Select all lines holding the word "title" from the entries that follow.
-- start Materials provided --
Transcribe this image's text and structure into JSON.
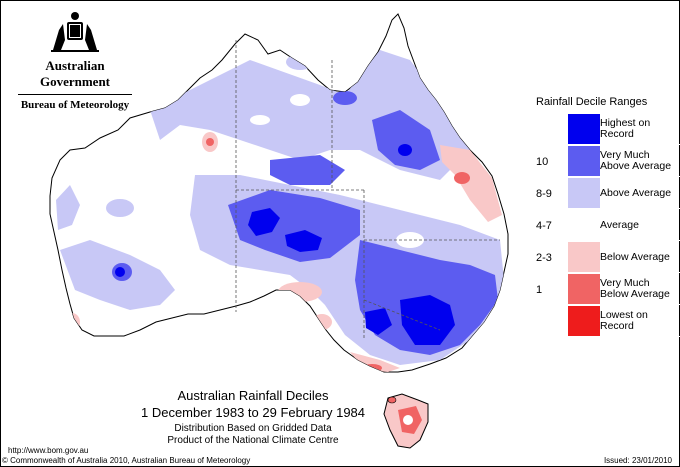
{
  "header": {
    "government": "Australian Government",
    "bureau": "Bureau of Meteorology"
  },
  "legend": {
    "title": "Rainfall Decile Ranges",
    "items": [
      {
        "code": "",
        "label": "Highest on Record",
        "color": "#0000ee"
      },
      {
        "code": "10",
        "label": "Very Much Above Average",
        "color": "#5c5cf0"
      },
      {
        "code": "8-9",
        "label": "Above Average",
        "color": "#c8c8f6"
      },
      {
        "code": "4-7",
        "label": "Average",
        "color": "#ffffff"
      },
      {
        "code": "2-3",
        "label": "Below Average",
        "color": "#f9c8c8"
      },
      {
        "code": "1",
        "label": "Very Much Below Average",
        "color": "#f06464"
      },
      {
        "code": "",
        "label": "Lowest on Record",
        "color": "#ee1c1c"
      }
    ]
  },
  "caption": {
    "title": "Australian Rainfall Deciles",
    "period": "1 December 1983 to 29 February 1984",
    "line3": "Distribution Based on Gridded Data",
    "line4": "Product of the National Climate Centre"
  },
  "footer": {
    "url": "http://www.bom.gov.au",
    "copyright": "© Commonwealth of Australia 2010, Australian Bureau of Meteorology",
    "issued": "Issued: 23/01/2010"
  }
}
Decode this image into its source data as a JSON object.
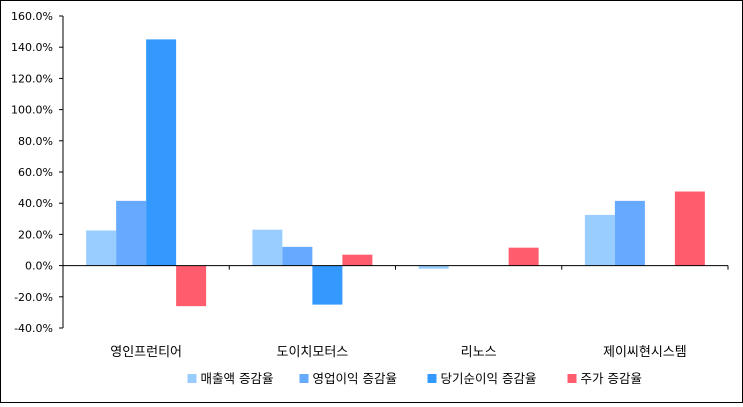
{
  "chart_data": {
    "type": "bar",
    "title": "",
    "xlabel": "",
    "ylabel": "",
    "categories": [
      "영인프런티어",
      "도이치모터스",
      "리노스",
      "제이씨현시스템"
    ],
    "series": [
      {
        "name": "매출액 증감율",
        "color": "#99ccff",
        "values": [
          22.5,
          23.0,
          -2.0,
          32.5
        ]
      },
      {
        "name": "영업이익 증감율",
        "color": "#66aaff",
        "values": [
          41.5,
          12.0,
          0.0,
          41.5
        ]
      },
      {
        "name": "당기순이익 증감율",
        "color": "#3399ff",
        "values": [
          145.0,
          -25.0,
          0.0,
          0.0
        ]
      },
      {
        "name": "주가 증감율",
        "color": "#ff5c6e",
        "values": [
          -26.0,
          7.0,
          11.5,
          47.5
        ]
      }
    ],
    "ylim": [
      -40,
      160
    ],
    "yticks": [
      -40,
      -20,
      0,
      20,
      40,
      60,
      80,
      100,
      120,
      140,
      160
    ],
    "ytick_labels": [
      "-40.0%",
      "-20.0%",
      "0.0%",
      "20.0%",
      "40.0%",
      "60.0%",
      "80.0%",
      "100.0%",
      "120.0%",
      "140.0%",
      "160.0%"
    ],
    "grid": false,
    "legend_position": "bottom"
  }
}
-- end Materials provided --
:: Task response ::
    "title": "Rainfall Decile Ranges",
    "title": "Australian Rainfall Deciles",
    "title": "",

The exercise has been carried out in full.